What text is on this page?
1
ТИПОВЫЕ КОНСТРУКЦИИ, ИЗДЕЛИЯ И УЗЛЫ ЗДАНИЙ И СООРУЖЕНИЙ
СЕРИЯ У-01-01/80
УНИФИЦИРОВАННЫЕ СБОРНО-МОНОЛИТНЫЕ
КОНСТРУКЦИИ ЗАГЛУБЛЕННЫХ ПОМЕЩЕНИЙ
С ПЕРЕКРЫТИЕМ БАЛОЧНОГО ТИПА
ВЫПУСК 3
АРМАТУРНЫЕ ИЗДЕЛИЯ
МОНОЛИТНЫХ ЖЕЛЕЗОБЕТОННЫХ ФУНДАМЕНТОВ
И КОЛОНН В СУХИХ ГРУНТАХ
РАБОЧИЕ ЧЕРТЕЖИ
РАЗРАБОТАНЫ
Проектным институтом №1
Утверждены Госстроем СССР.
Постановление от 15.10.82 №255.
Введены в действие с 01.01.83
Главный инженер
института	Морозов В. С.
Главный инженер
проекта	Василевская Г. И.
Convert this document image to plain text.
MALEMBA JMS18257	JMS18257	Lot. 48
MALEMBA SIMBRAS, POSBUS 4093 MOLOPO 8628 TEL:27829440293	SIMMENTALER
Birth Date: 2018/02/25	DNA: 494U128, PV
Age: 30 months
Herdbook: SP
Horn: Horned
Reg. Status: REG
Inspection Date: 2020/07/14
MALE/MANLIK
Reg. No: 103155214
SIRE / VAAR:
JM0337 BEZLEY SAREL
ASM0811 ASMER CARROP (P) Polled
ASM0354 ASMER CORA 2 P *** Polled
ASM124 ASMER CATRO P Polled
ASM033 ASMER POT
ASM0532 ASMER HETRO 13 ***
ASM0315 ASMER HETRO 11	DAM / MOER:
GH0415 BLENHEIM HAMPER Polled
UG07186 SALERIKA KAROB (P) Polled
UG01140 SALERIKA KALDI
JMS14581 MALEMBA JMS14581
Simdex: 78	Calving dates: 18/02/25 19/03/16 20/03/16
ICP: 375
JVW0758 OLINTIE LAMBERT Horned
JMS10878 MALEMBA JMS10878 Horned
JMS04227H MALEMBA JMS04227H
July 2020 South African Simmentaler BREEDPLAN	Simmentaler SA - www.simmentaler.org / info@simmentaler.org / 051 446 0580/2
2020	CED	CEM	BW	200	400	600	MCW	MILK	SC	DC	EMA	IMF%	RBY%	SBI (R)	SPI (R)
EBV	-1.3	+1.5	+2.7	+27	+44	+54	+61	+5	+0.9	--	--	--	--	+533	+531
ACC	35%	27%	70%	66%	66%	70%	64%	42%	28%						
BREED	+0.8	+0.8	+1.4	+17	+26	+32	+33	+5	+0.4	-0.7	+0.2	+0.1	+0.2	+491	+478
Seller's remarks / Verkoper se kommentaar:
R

········

### Aim:
Among the lines of the material above, how many include the string "Polled"? Report only that number.

### The response:
5